» **What you have to do**: Set down each record exactly as written.

» **Data extracted from a collection**:
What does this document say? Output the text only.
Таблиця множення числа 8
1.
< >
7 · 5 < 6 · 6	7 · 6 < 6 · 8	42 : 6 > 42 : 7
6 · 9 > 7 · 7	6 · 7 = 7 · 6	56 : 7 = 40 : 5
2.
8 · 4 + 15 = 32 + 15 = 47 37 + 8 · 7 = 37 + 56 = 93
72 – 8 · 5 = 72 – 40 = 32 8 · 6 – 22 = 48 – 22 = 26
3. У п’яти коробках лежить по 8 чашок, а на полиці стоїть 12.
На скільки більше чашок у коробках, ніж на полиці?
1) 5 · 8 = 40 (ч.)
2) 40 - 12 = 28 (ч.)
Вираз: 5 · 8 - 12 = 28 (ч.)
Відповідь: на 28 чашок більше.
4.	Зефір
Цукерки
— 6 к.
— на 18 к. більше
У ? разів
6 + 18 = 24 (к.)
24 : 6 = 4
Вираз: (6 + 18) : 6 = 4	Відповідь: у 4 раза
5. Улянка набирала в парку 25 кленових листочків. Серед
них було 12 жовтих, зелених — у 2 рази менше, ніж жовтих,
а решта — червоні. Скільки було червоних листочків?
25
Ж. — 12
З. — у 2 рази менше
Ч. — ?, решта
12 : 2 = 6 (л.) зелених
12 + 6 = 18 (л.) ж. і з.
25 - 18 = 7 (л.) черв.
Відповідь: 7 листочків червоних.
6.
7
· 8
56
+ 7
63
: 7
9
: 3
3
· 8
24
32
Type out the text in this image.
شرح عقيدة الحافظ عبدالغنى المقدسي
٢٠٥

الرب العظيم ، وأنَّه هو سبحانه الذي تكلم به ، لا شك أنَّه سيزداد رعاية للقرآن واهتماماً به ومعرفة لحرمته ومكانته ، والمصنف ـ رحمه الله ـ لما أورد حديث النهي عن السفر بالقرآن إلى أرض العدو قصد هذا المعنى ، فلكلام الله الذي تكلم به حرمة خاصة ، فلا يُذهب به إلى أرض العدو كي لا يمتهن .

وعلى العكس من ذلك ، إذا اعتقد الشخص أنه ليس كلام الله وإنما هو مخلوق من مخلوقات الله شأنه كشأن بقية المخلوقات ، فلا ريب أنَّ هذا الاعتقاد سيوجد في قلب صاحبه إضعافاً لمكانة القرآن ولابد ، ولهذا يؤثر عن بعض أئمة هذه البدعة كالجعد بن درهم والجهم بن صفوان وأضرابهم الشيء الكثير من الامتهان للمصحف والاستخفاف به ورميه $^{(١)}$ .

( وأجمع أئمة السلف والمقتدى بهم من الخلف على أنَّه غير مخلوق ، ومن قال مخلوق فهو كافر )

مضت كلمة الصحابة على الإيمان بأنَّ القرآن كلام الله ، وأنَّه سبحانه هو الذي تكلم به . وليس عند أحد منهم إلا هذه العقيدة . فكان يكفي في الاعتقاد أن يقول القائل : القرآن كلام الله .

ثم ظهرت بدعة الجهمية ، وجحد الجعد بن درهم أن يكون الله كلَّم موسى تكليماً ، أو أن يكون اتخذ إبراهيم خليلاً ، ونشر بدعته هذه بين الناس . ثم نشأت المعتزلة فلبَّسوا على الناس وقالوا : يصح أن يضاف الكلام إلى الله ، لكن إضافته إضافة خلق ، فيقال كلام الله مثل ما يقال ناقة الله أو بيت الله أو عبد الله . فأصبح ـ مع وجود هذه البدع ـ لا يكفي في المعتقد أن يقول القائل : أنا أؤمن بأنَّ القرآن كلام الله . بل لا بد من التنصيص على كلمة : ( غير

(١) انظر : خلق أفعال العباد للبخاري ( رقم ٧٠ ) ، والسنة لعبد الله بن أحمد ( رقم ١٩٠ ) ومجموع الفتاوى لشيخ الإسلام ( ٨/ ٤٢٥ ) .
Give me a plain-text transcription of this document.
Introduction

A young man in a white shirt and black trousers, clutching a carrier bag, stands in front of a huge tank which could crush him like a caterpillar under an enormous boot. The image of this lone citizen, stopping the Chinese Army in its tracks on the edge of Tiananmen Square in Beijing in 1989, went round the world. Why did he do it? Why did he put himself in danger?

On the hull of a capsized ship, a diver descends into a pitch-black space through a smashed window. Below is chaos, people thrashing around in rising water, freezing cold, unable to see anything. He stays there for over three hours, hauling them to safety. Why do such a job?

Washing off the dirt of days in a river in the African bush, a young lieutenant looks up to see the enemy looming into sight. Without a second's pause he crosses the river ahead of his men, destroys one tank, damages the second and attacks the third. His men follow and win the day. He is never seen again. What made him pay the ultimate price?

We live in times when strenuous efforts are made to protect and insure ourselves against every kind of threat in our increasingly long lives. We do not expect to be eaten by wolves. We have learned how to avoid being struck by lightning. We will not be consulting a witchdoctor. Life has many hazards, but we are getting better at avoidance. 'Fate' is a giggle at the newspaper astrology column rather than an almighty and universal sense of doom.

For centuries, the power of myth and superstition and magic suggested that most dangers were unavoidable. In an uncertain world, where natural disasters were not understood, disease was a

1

» **The solution**:
What does this document say? Output the text only.
Таблиця множення числа 8
1.
< >
7 · 5 < 6 · 6	7 · 6 < 6 · 8	42 : 6 > 42 : 7
6 · 9 > 7 · 7	6 · 7 = 7 · 6	56 : 7 = 40 : 5
2.
8 · 4 + 15 = 32 + 15 = 47 37 + 8 · 7 = 37 + 56 = 93
72 – 8 · 5 = 72 – 40 = 32 8 · 6 – 22 = 48 – 22 = 26
3. У п’яти коробках лежить по 8 чашок, а на полиці стоїть 12.
На скільки більше чашок у коробках, ніж на полиці?
1) 5 · 8 = 40 (ч.)
2) 40 - 12 = 28 (ч.)
Вираз: 5 · 8 - 12 = 28 (ч.)
Відповідь: на 28 чашок більше.
4.	Зефір
Цукерки
— 6 к.
— на 18 к. більше
У ? разів
6 + 18 = 24 (к.)
24 : 6 = 4
Вираз: (6 + 18) : 6 = 4	Відповідь: у 4 раза
5. Улянка набирала в парку 25 кленових листочків. Серед
них було 12 жовтих, зелених — у 2 рази менше, ніж жовтих,
а решта — червоні. Скільки було червоних листочків?
25
Ж. — 12
З. — у 2 рази менше
Ч. — ?, решта
12 : 2 = 6 (л.) зелених
12 + 6 = 18 (л.) ж. і з.
25 - 18 = 7 (л.) черв.
Відповідь: 7 листочків червоних.
6.
7
· 8
56
+ 7
63
: 7
9
: 3
3
· 8
24
32
Type out the text in this image.
شرح عقيدة الحافظ عبدالغنى المقدسي
٢٠٥

الرب العظيم ، وأنَّه هو سبحانه الذي تكلم به ، لا شك أنَّه سيزداد رعاية للقرآن واهتماماً به ومعرفة لحرمته ومكانته ، والمصنف ـ رحمه الله ـ لما أورد حديث النهي عن السفر بالقرآن إلى أرض العدو قصد هذا المعنى ، فلكلام الله الذي تكلم به حرمة خاصة ، فلا يُذهب به إلى أرض العدو كي لا يمتهن .

وعلى العكس من ذلك ، إذا اعتقد الشخص أنه ليس كلام الله وإنما هو مخلوق من مخلوقات الله شأنه كشأن بقية المخلوقات ، فلا ريب أنَّ هذا الاعتقاد سيوجد في قلب صاحبه إضعافاً لمكانة القرآن ولابد ، ولهذا يؤثر عن بعض أئمة هذه البدعة كالجعد بن درهم والجهم بن صفوان وأضرابهم الشيء الكثير من الامتهان للمصحف والاستخفاف به ورميه $^{(١)}$ .

( وأجمع أئمة السلف والمقتدى بهم من الخلف على أنَّه غير مخلوق ، ومن قال مخلوق فهو كافر )

مضت كلمة الصحابة على الإيمان بأنَّ القرآن كلام الله ، وأنَّه سبحانه هو الذي تكلم به . وليس عند أحد منهم إلا هذه العقيدة . فكان يكفي في الاعتقاد أن يقول القائل : القرآن كلام الله .

ثم ظهرت بدعة الجهمية ، وجحد الجعد بن درهم أن يكون الله كلَّم موسى تكليماً ، أو أن يكون اتخذ إبراهيم خليلاً ، ونشر بدعته هذه بين الناس . ثم نشأت المعتزلة فلبَّسوا على الناس وقالوا : يصح أن يضاف الكلام إلى الله ، لكن إضافته إضافة خلق ، فيقال كلام الله مثل ما يقال ناقة الله أو بيت الله أو عبد الله . فأصبح ـ مع وجود هذه البدع ـ لا يكفي في المعتقد أن يقول القائل : أنا أؤمن بأنَّ القرآن كلام الله . بل لا بد من التنصيص على كلمة : ( غير

(١) انظر : خلق أفعال العباد للبخاري ( رقم ٧٠ ) ، والسنة لعبد الله بن أحمد ( رقم ١٩٠ ) ومجموع الفتاوى لشيخ الإسلام ( ٨/ ٤٢٥ ) .
Give me a plain-text transcription of this document.
Introduction

A young man in a white shirt and black trousers, clutching a carrier bag, stands in front of a huge tank which could crush him like a caterpillar under an enormous boot. The image of this lone citizen, stopping the Chinese Army in its tracks on the edge of Tiananmen Square in Beijing in 1989, went round the world. Why did he do it? Why did he put himself in danger?

On the hull of a capsized ship, a diver descends into a pitch-black space through a smashed window. Below is chaos, people thrashing around in rising water, freezing cold, unable to see anything. He stays there for over three hours, hauling them to safety. Why do such a job?

Washing off the dirt of days in a river in the African bush, a young lieutenant looks up to see the enemy looming into sight. Without a second's pause he crosses the river ahead of his men, destroys one tank, damages the second and attacks the third. His men follow and win the day. He is never seen again. What made him pay the ultimate price?

We live in times when strenuous efforts are made to protect and insure ourselves against every kind of threat in our increasingly long lives. We do not expect to be eaten by wolves. We have learned how to avoid being struck by lightning. We will not be consulting a witchdoctor. Life has many hazards, but we are getting better at avoidance. 'Fate' is a giggle at the newspaper astrology column rather than an almighty and universal sense of doom.

For centuries, the power of myth and superstition and magic suggested that most dangers were unavoidable. In an uncertain world, where natural disasters were not understood, disease was a

1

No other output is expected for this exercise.